▶ [What to produce] Leaving out the pictures, output the lines from the one that contains "Transcribe the text in this document." through the end of the material, exactly as they stand.

▶ [Dataset records]
- - -

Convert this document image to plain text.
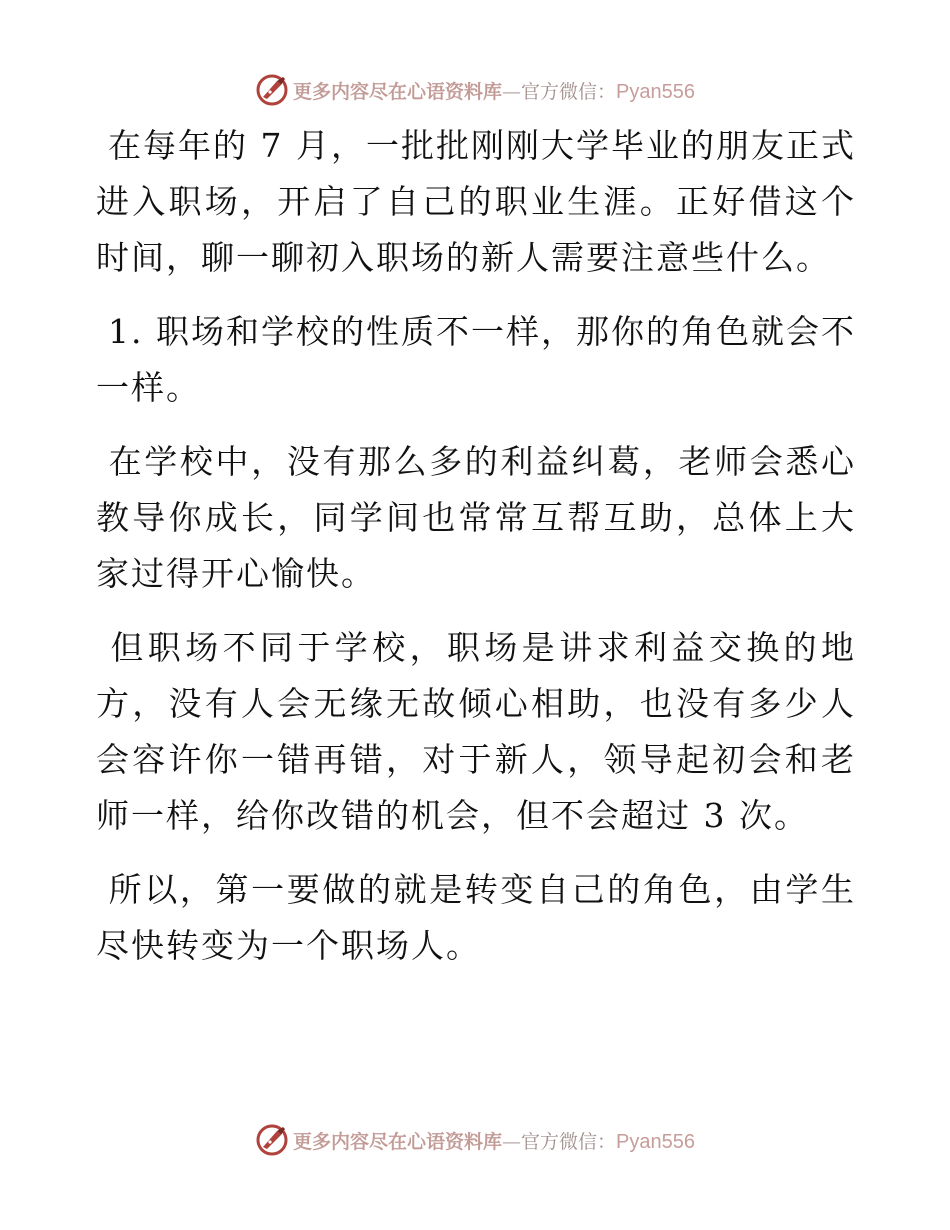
更多内容尽在心语资料库—官方微信：Pyan556

在每年的 7 月，一批批刚刚大学毕业的朋友正式进入职场，开启了自己的职业生涯。正好借这个时间，聊一聊初入职场的新人需要注意些什么。

1. 职场和学校的性质不一样，那你的角色就会不一样。

在学校中，没有那么多的利益纠葛，老师会悉心教导你成长，同学间也常常互帮互助，总体上大家过得开心愉快。

但职场不同于学校，职场是讲求利益交换的地方，没有人会无缘无故倾心相助，也没有多少人会容许你一错再错，对于新人，领导起初会和老师一样，给你改错的机会，但不会超过 3 次。

所以，第一要做的就是转变自己的角色，由学生尽快转变为一个职场人。

更多内容尽在心语资料库—官方微信：Pyan556
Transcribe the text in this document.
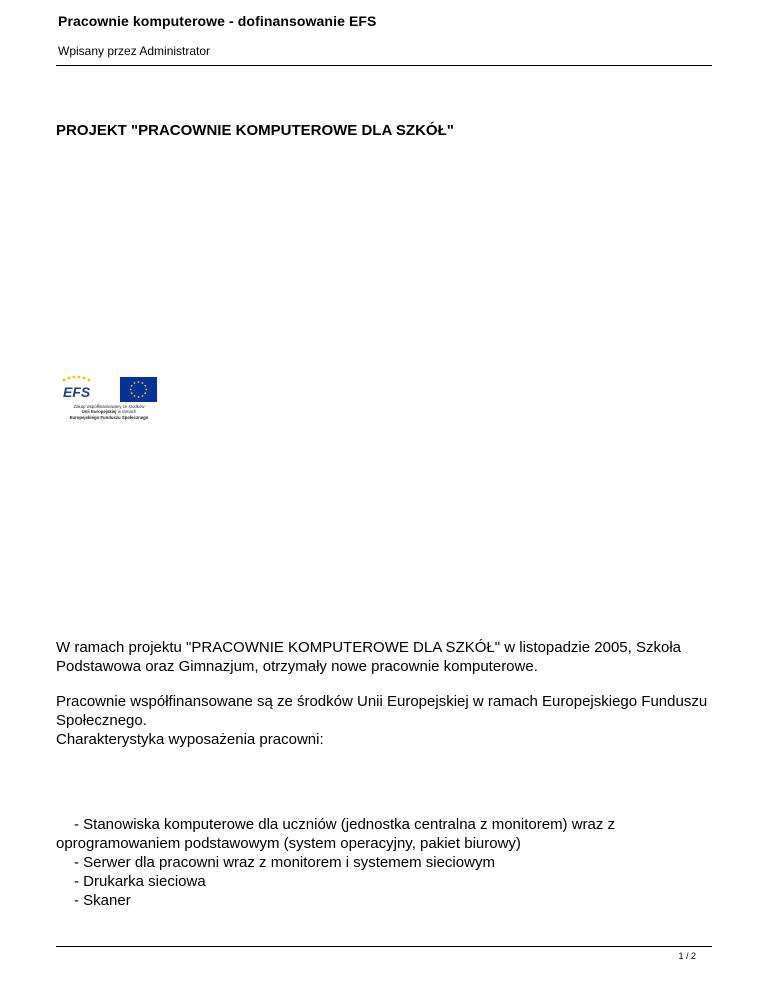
Pracownie komputerowe - dofinansowanie EFS
Wpisany przez Administrator
PROJEKT "PRACOWNIE KOMPUTEROWE DLA SZKÓŁ"
EFS
Zakup współfinansowany ze środków
Unii Europejskiej w ramach
Europejskiego Funduszu Społecznego
W ramach projektu "PRACOWNIE KOMPUTEROWE DLA SZKÓŁ" w listopadzie 2005, Szkoła Podstawowa oraz Gimnazjum, otrzymały nowe pracownie komputerowe.
Pracownie współfinansowane są ze środków Unii Europejskiej w ramach Europejskiego Funduszu Społecznego.
Charakterystyka wyposażenia pracowni:
- Stanowiska komputerowe dla uczniów (jednostka centralna z monitorem) wraz z oprogramowaniem podstawowym (system operacyjny, pakiet biurowy)
- Serwer dla pracowni wraz z monitorem i systemem sieciowym
- Drukarka sieciowa
- Skaner
1 / 2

- - -

▶ [Completed task]
Transcribe the text in this document.
Pracownie komputerowe - dofinansowanie EFS
Wpisany przez Administrator
PROJEKT "PRACOWNIE KOMPUTEROWE DLA SZKÓŁ"
EFS
Zakup współfinansowany ze środków
Unii Europejskiej w ramach
Europejskiego Funduszu Społecznego
W ramach projektu "PRACOWNIE KOMPUTEROWE DLA SZKÓŁ" w listopadzie 2005, Szkoła Podstawowa oraz Gimnazjum, otrzymały nowe pracownie komputerowe.
Pracownie współfinansowane są ze środków Unii Europejskiej w ramach Europejskiego Funduszu Społecznego.
Charakterystyka wyposażenia pracowni:
- Stanowiska komputerowe dla uczniów (jednostka centralna z monitorem) wraz z oprogramowaniem podstawowym (system operacyjny, pakiet biurowy)
- Serwer dla pracowni wraz z monitorem i systemem sieciowym
- Drukarka sieciowa
- Skaner
1 / 2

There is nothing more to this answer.